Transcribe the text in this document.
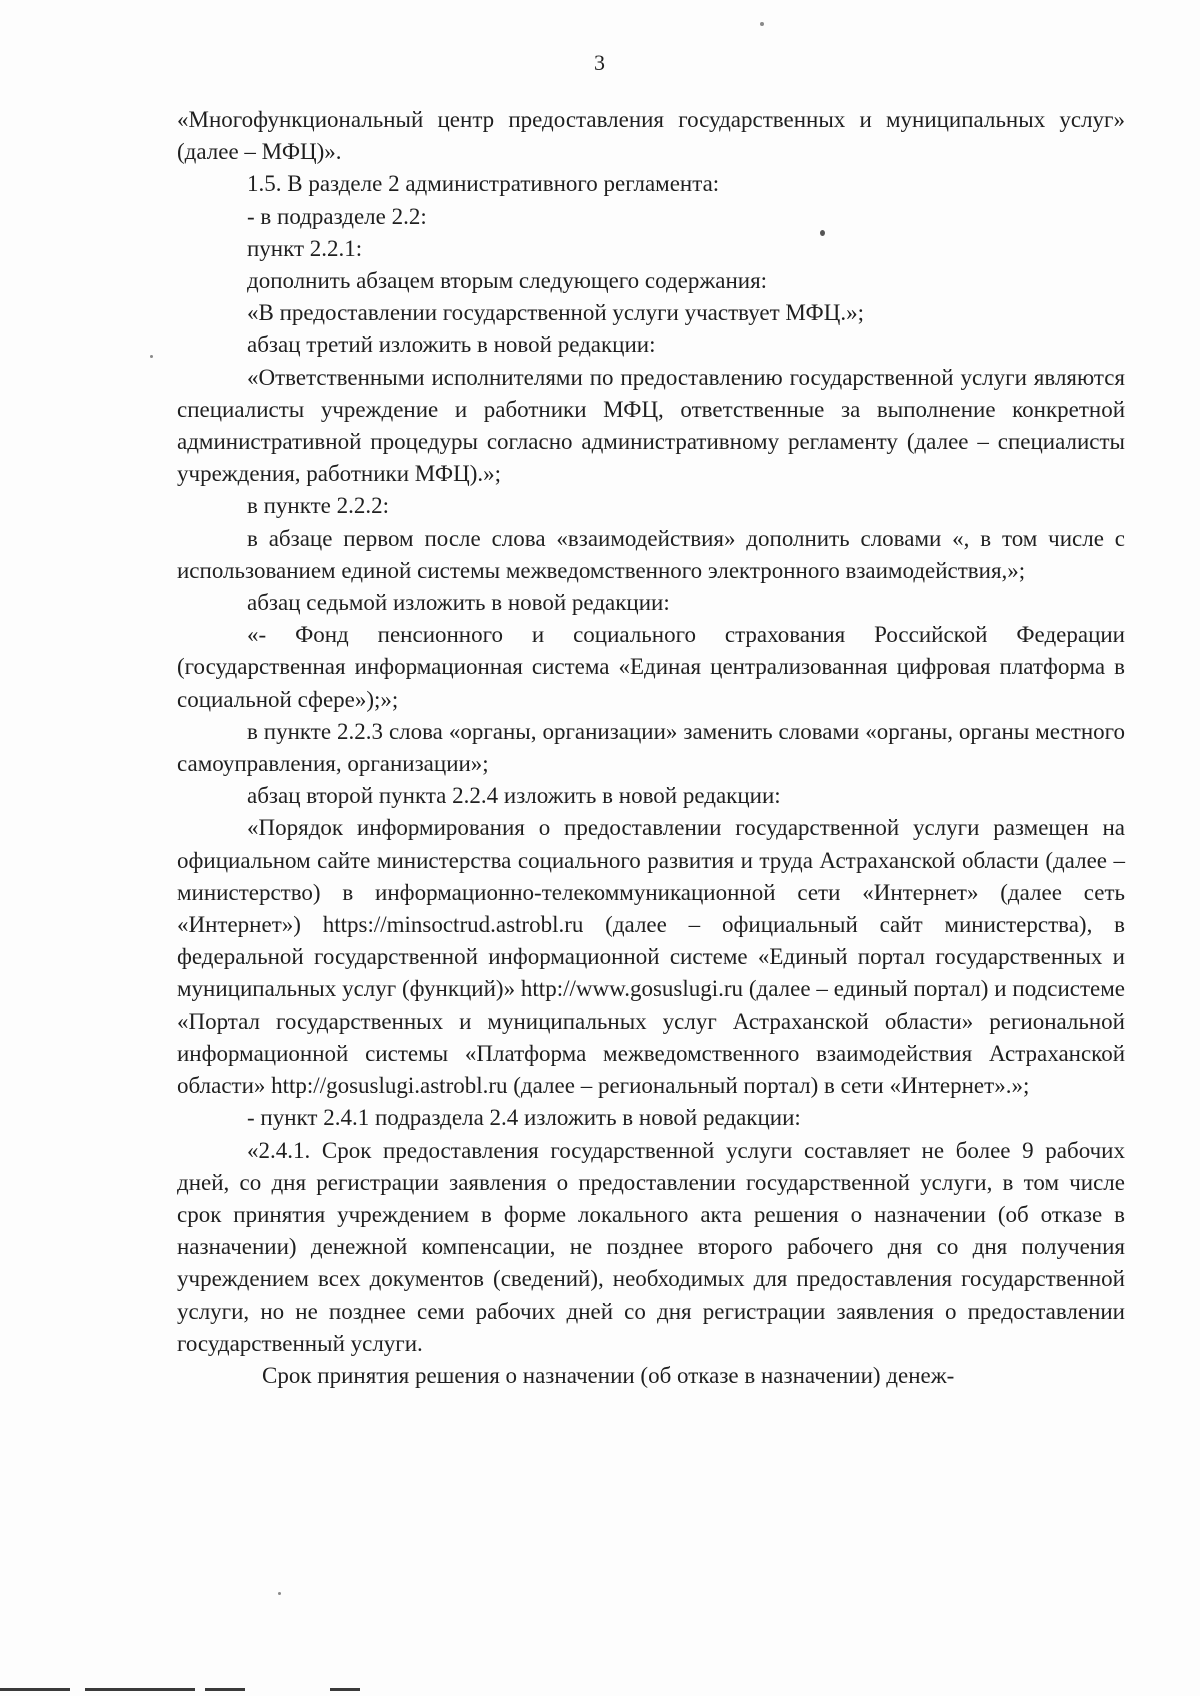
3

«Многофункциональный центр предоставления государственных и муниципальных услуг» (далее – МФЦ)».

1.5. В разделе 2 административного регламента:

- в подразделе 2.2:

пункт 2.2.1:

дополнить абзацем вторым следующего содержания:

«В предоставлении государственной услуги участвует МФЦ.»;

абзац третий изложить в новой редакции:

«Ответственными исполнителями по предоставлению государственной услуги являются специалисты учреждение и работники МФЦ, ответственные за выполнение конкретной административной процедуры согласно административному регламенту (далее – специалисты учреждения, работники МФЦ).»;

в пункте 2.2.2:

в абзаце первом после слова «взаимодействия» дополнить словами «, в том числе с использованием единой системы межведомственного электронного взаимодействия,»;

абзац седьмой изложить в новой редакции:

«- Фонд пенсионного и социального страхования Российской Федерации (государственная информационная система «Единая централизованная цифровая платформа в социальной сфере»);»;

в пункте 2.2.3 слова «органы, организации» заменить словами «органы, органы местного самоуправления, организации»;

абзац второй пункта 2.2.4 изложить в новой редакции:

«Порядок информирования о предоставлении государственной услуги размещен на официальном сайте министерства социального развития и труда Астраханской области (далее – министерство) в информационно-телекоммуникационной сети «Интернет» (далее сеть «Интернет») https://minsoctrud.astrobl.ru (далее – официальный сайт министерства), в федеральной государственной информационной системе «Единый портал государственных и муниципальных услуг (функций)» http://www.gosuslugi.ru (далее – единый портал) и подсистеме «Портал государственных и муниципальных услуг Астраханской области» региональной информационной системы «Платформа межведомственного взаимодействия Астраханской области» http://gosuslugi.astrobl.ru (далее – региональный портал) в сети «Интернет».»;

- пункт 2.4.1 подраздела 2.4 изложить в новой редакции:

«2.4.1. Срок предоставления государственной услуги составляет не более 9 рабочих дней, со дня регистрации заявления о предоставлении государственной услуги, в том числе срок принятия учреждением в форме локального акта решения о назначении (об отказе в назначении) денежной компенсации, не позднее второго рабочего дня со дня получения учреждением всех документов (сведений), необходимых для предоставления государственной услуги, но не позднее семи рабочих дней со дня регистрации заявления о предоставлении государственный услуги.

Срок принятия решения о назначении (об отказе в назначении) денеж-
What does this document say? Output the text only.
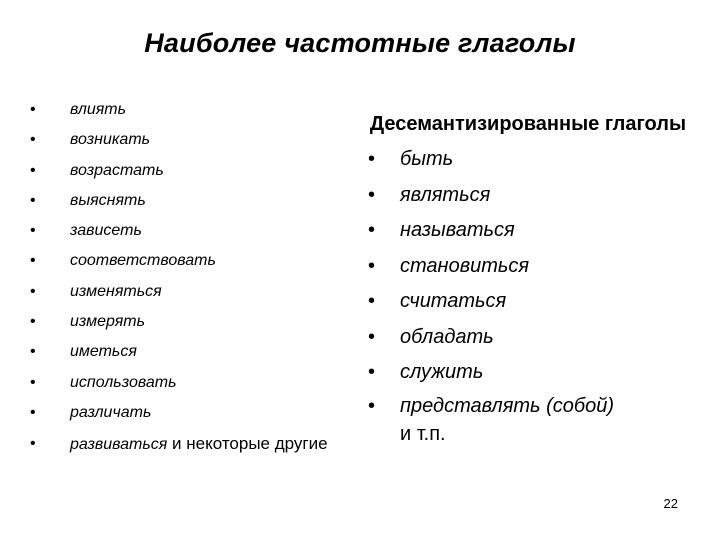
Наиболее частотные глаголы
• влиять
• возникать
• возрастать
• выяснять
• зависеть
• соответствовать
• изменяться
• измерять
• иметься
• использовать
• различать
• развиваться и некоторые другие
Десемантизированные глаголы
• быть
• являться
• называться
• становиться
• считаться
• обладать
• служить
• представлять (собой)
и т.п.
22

◆ ◆ ◆ ◆ ◆

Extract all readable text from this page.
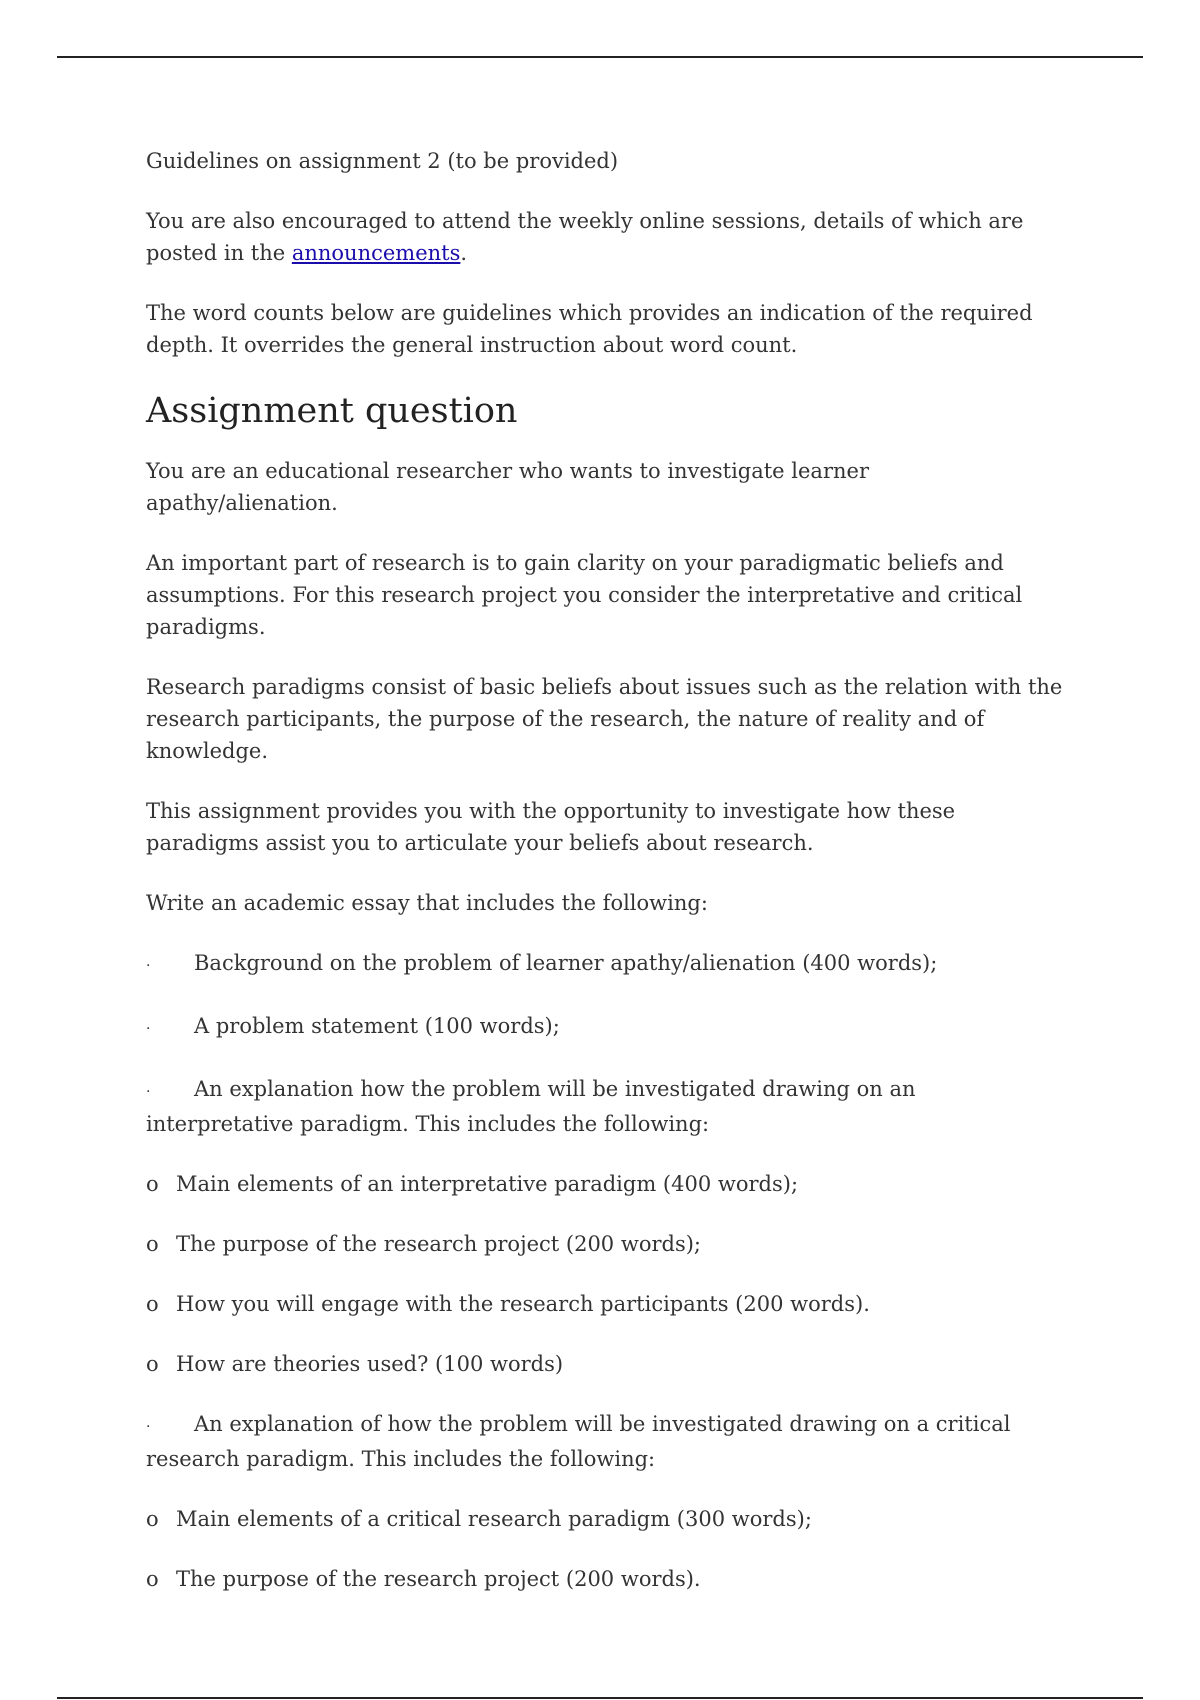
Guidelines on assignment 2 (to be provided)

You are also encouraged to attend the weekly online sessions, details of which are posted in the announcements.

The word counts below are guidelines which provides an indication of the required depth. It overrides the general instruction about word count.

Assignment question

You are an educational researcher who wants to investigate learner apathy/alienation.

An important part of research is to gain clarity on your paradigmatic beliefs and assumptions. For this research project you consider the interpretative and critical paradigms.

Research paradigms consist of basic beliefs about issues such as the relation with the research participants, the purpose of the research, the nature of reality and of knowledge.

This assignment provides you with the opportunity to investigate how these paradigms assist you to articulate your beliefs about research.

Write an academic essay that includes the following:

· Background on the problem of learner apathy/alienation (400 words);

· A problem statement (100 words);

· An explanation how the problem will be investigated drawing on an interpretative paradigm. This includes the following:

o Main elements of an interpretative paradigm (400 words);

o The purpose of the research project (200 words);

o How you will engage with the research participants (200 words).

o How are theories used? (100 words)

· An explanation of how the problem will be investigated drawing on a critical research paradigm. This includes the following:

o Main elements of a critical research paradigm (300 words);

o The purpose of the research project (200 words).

◆ ◆ ◆ ◆ ◆

Count every line in the data that contains the word "critical", then give that count and nothing else.

3